**TASK PROMPT:** Return each line containing "FİYATLARI".

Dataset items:
■ ■ ■ ■ ■ ■ ■
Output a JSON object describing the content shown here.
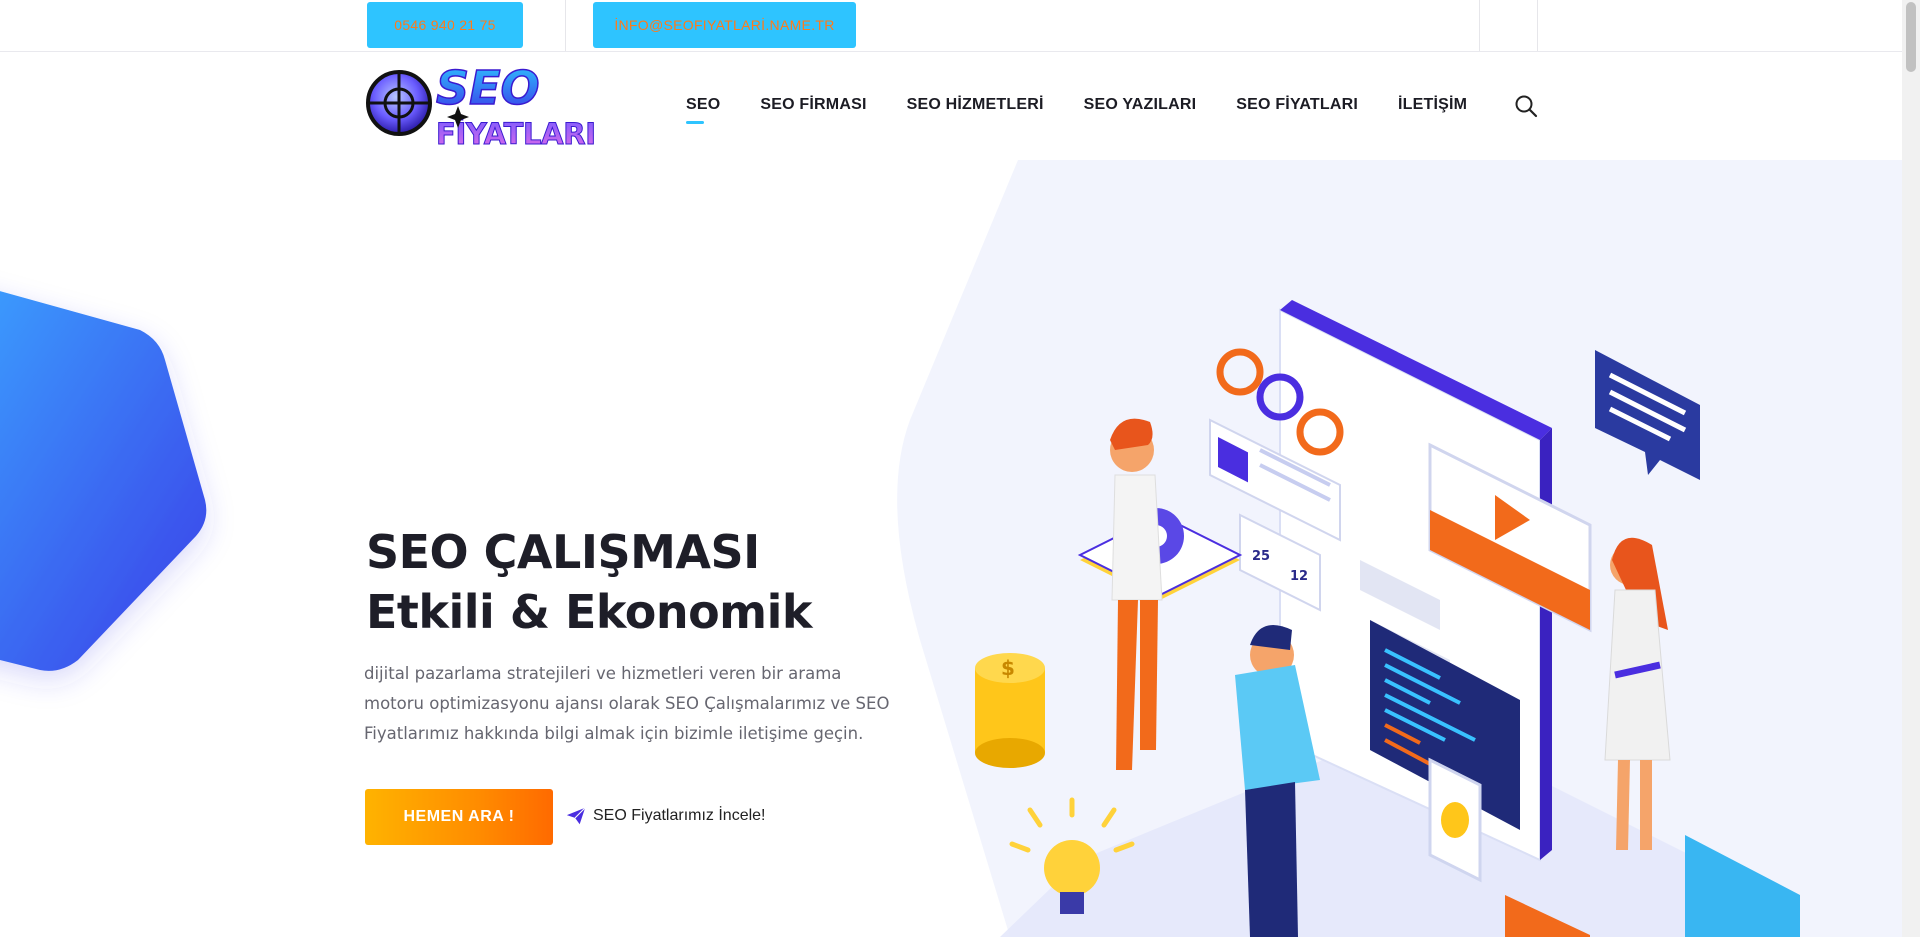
{
  "topbar": {
    "phone": "0546 940 21 75",
    "email": "İNFO@SEOFIYATLARİ.NAME.TR"
  },
  "header": {
    "logo_text_top": "SEO",
    "logo_text_bottom": "FİYATLARI",
    "nav": [
      {
        "label": "SEO",
        "active": true
      },
      {
        "label": "SEO FİRMASI",
        "active": false
      },
      {
        "label": "SEO HİZMETLERİ",
        "active": false
      },
      {
        "label": "SEO YAZILARI",
        "active": false
      },
      {
        "label": "SEO FİYATLARI",
        "active": false
      },
      {
        "label": "İLETİŞİM",
        "active": false
      }
    ]
  },
  "hero": {
    "title_line1": "SEO ÇALIŞMASI",
    "title_line2": "Etkili & Ekonomik",
    "description": "dijital pazarlama stratejileri ve hizmetleri veren bir arama motoru optimizasyonu ajansı olarak SEO Çalışmalarımız ve SEO Fiyatlarımız hakkında bilgi almak için bizimle iletişime geçin.",
    "cta_label": "HEMEN ARA !",
    "secondary_label": "SEO Fiyatlarımız İncele!"
  },
  "illustration": {
    "likes": "25",
    "comments": "12",
    "coin_symbol": "$"
  },
  "colors": {
    "accent": "#2ec4ff",
    "cta_start": "#ffb300",
    "cta_end": "#ff6a00",
    "brand_purple": "#4a2ee0",
    "orange": "#f26a1b"
  }
}
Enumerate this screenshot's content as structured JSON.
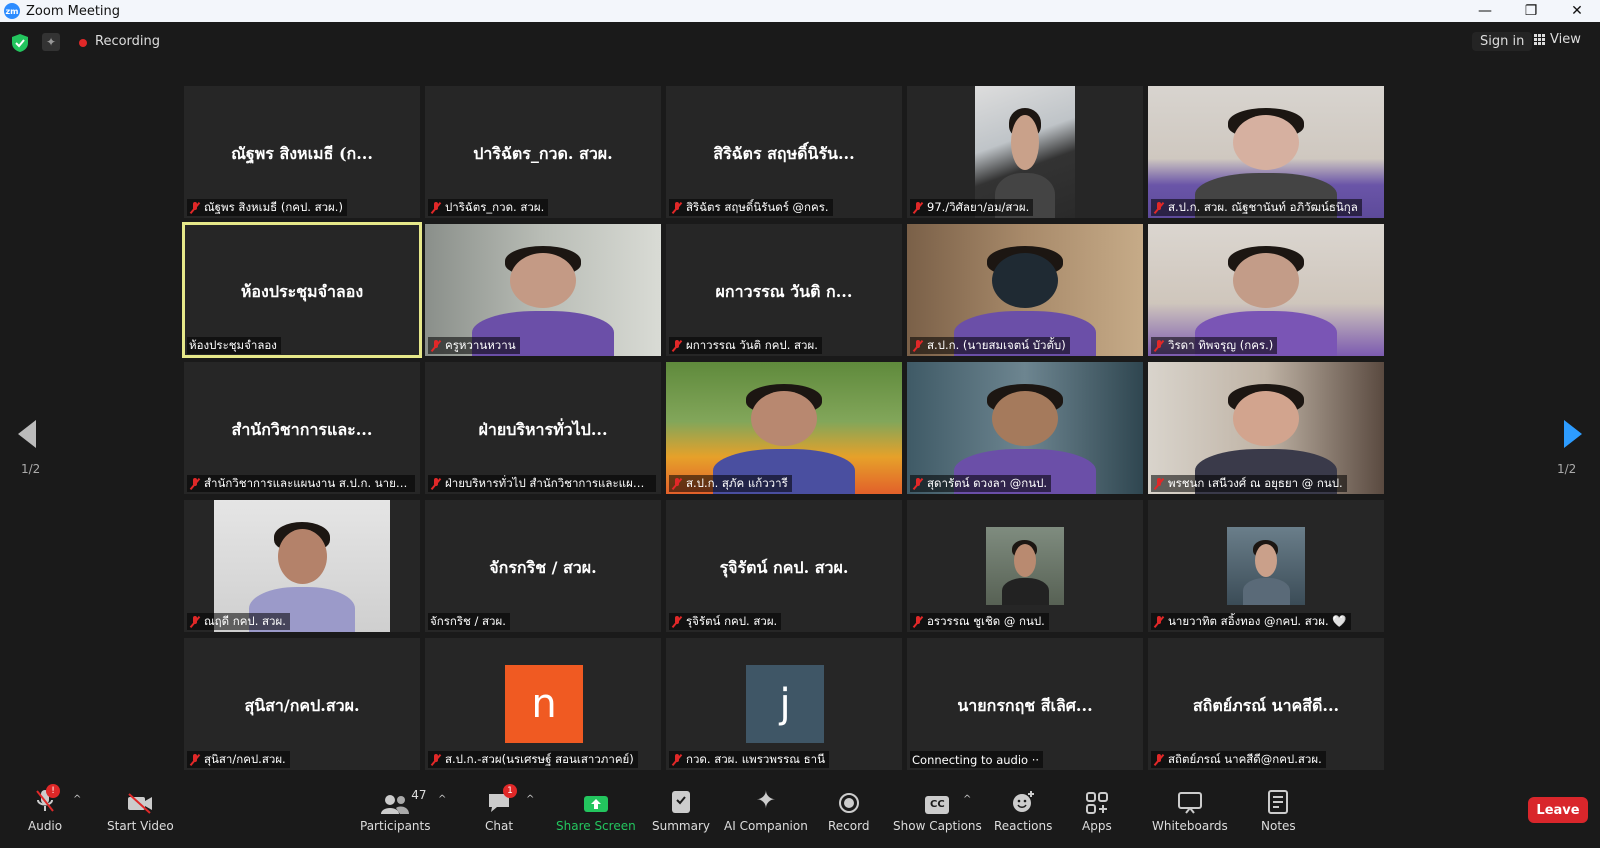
{
  "window": {
    "title": "Zoom Meeting",
    "logo": "zm",
    "minimize": "—",
    "maximize": "❐",
    "close": "✕"
  },
  "topbar": {
    "recording": "Recording",
    "sign_in": "Sign in",
    "view": "View"
  },
  "pager": {
    "left": "1/2",
    "right": "1/2"
  },
  "tiles": [
    {
      "name": "ณัฐพร สิงหเมธี (ก...",
      "label": "ณัฐพร สิงหเมธี (กคป. สวผ.)",
      "muted": true,
      "kind": "name"
    },
    {
      "name": "ปาริฉัตร_กวด. สวผ.",
      "label": "ปาริฉัตร_กวด. สวผ.",
      "muted": true,
      "kind": "name"
    },
    {
      "name": "สิริฉัตร สฤษดิ์นิรัน...",
      "label": "สิริฉัตร สฤษดิ์นิรันดร์ @กคร.",
      "muted": true,
      "kind": "name"
    },
    {
      "label": "97./วิศัลยา/อม/สวผ.",
      "muted": true,
      "kind": "video"
    },
    {
      "label": "ส.ป.ก. สวผ. ณัฐชานันท์ อภิวัฒน์ธนิกุล",
      "muted": true,
      "kind": "video"
    },
    {
      "name": "ห้องประชุมจำลอง",
      "label": "ห้องประชุมจำลอง",
      "muted": false,
      "kind": "name",
      "active": true
    },
    {
      "label": "ครูหวานหวาน",
      "muted": true,
      "kind": "video"
    },
    {
      "name": "ผกาวรรณ วันติ ก...",
      "label": "ผกาวรรณ วันติ กคป. สวผ.",
      "muted": true,
      "kind": "name"
    },
    {
      "label": "ส.ป.ก. (นายสมเจตน์ บัวตั้บ)",
      "muted": true,
      "kind": "video"
    },
    {
      "label": "วิรดา ทิพจรุญ (กคร.)",
      "muted": true,
      "kind": "video"
    },
    {
      "name": "สำนักวิชาการและ...",
      "label": "สำนักวิชาการและแผนงาน ส.ป.ก. นายอุกฤ...",
      "muted": true,
      "kind": "name"
    },
    {
      "name": "ฝ่ายบริหารทั่วไป...",
      "label": "ฝ่ายบริหารทั่วไป สำนักวิชาการและแผนงาน",
      "muted": true,
      "kind": "name"
    },
    {
      "label": "ส.ป.ก. สุภัค แก้ววารี",
      "muted": true,
      "kind": "video"
    },
    {
      "label": "สุดารัตน์ ดวงลา @กนป.",
      "muted": true,
      "kind": "video"
    },
    {
      "label": "พรชนก เสนีวงศ์ ณ อยุธยา @ กนป.",
      "muted": true,
      "kind": "video"
    },
    {
      "label": "ณฤดี กคป. สวผ.",
      "muted": true,
      "kind": "video"
    },
    {
      "name": "จักรกริช  / สวผ.",
      "label": "จักรกริช  / สวผ.",
      "muted": false,
      "kind": "name"
    },
    {
      "name": "รุจิรัตน์ กคป. สวผ.",
      "label": "รุจิรัตน์ กคป. สวผ.",
      "muted": true,
      "kind": "name"
    },
    {
      "label": "อรวรรณ ชูเชิด @ กนป.",
      "muted": true,
      "kind": "video"
    },
    {
      "label": "นายวาทิต สอิ้งทอง @กคป. สวผ. 🤍",
      "muted": true,
      "kind": "video"
    },
    {
      "name": "สุนิสา/กคป.สวผ.",
      "label": "สุนิสา/กคป.สวผ.",
      "muted": true,
      "kind": "name"
    },
    {
      "letter": "n",
      "label": "ส.ป.ก.-สวผ(นรเศรษฐ์ สอนเสาวภาคย์)",
      "muted": true,
      "kind": "letter",
      "color": "#f05a22"
    },
    {
      "letter": "j",
      "label": "กวด. สวผ. แพรวพรรณ ธานี",
      "muted": true,
      "kind": "letter",
      "color": "#3f5666"
    },
    {
      "name": "นายกรกฤช สีเลิศ...",
      "label": "Connecting to audio ··",
      "muted": false,
      "kind": "name"
    },
    {
      "name": "สถิตย์ภรณ์ นาคสีดี...",
      "label": "สถิตย์ภรณ์ นาคสีดี@กคป.สวผ.",
      "muted": true,
      "kind": "name"
    }
  ],
  "toolbar": {
    "audio": "Audio",
    "audio_badge": "!",
    "start_video": "Start Video",
    "participants": "Participants",
    "participant_count": "47",
    "chat": "Chat",
    "chat_badge": "1",
    "share_screen": "Share Screen",
    "summary": "Summary",
    "ai_companion": "AI Companion",
    "record": "Record",
    "show_captions": "Show Captions",
    "captions_icon": "CC",
    "reactions": "Reactions",
    "apps": "Apps",
    "whiteboards": "Whiteboards",
    "notes": "Notes",
    "leave": "Leave"
  },
  "colors": {
    "accent": "#2d8cff",
    "active_border": "#e6e88a",
    "leave": "#d9262b",
    "share": "#23c55e",
    "mute": "#e02828"
  }
}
■ ■ ■ ■ ■ ■ ■
**RESPONSE:**
    "logo_text_bottom": "FİYATLARI",
        "label": "SEO FİYATLARI",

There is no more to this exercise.